* AIM OF THE EXERCISE:
From the entries below, gather each line containing the word "gland".

* AVAILABLE DATA:
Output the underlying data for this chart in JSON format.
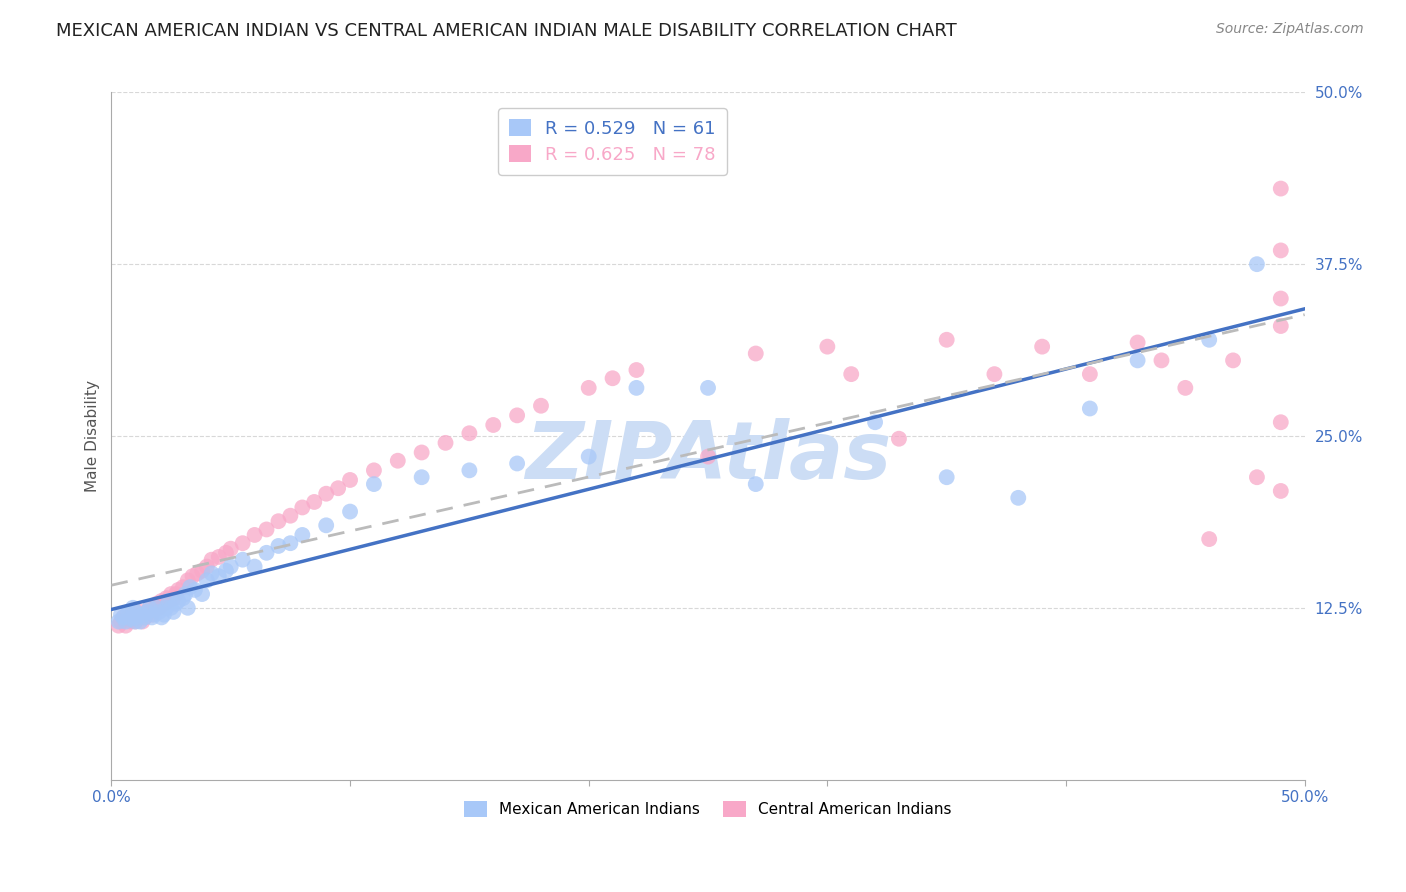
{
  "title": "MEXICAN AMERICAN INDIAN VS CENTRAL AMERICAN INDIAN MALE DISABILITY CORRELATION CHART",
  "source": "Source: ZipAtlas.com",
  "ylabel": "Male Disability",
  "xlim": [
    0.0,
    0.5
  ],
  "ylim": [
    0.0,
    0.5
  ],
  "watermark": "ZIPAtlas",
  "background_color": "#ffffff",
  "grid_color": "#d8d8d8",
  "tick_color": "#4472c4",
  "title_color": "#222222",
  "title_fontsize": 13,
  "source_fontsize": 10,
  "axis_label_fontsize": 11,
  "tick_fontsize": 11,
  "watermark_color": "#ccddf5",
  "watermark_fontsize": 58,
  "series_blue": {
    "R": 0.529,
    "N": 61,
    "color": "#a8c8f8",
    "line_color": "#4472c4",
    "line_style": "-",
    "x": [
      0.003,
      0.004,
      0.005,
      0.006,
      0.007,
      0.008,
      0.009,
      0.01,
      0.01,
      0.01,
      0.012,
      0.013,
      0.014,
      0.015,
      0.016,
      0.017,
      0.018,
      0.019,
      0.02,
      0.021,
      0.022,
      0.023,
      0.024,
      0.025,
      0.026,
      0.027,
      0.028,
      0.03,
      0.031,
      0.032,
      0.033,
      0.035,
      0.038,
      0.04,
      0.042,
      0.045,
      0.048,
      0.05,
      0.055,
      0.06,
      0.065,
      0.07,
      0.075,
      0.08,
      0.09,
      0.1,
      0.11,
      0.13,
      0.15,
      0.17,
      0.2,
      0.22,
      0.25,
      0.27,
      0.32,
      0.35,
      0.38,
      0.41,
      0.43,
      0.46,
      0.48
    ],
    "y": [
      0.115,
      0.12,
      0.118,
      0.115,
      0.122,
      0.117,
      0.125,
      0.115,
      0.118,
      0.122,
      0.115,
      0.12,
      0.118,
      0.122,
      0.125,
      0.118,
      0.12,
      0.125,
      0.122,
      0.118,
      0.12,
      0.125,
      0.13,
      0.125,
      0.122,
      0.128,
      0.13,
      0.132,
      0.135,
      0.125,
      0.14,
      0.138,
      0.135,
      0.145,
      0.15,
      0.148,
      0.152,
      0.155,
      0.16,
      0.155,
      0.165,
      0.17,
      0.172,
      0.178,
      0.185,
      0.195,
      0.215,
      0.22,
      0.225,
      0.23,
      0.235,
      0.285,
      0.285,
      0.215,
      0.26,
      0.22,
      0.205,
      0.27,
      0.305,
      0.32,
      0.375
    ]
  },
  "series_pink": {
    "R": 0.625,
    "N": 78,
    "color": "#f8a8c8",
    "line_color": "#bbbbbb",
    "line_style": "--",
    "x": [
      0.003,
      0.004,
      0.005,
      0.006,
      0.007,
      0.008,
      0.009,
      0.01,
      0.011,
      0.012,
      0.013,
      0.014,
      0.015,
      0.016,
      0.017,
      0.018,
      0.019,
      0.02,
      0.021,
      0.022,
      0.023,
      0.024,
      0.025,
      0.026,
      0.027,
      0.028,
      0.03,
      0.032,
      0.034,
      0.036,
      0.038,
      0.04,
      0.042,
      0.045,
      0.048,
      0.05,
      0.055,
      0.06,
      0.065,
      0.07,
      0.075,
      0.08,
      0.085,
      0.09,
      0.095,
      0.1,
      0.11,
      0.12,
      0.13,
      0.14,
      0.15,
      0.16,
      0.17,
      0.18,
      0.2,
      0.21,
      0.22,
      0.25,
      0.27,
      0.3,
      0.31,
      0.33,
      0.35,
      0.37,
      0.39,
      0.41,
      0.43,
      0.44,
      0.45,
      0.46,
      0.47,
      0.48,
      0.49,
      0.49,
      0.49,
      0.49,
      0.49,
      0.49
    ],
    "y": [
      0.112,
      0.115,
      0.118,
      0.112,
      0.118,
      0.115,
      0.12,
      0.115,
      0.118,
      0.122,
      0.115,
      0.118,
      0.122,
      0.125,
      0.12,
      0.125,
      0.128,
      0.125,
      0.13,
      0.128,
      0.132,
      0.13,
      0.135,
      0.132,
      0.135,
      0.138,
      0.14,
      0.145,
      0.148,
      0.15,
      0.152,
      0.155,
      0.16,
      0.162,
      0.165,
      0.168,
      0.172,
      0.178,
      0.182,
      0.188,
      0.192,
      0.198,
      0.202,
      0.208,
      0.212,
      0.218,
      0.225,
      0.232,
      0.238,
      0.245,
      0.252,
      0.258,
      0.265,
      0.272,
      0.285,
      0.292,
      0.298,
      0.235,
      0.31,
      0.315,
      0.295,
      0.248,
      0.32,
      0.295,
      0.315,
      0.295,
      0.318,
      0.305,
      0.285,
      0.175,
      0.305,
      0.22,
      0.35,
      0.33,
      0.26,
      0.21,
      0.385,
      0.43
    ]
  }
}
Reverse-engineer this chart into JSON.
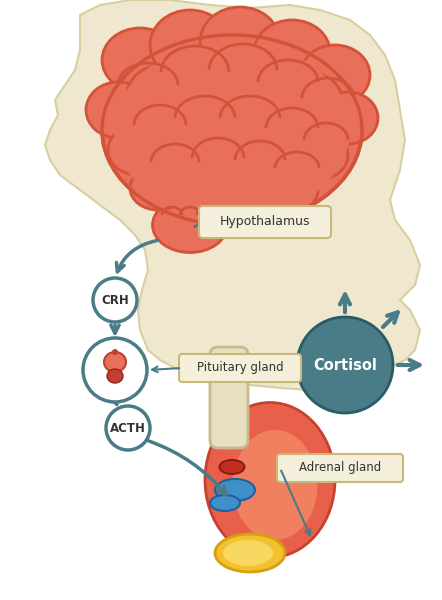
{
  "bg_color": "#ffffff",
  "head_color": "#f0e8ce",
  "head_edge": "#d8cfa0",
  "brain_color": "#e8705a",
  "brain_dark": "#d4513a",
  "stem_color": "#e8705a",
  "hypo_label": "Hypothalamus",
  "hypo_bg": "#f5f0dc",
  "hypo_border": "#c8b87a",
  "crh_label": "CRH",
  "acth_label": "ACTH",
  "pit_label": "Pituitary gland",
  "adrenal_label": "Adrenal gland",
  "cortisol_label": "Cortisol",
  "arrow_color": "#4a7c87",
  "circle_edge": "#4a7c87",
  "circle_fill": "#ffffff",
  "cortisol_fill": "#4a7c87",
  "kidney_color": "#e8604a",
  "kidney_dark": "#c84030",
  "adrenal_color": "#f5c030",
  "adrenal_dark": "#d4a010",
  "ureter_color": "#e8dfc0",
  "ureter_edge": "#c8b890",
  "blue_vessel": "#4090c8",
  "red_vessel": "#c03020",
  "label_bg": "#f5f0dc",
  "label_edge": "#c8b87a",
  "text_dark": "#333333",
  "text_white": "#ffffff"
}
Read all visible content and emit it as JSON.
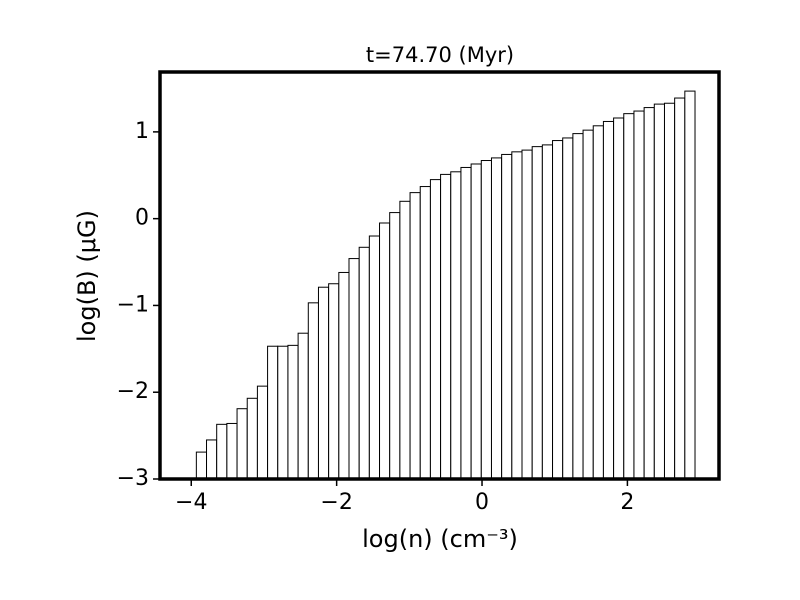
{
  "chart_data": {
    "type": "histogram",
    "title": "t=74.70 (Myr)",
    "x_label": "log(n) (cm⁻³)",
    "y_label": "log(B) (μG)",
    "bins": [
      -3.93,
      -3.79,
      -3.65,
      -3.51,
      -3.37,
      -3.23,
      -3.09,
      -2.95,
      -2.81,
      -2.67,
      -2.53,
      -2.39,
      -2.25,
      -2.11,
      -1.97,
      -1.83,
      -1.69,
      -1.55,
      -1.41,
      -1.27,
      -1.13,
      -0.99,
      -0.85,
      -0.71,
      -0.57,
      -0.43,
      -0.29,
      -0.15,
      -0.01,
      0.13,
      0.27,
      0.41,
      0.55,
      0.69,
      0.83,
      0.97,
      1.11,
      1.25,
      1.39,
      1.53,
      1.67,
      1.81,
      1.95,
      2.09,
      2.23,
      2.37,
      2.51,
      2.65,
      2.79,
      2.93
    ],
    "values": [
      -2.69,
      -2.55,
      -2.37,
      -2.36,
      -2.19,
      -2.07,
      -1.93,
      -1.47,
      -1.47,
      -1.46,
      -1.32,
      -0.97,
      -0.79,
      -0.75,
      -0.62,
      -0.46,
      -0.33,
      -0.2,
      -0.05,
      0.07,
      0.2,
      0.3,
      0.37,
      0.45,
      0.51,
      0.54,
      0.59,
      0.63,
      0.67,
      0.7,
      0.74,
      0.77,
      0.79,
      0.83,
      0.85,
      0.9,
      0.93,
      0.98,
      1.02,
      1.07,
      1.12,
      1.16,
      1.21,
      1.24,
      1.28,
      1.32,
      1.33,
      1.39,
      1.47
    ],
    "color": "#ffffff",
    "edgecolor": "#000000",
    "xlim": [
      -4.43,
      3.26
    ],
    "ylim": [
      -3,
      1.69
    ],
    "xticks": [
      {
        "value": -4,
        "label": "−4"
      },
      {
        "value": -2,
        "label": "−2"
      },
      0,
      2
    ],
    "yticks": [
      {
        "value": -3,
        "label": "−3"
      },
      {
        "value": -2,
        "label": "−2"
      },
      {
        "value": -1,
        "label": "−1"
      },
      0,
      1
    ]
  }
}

* RESULT OF THIS TASK:
  "pit_label": "Pituitary gland",
  "adrenal_label": "Adrenal gland",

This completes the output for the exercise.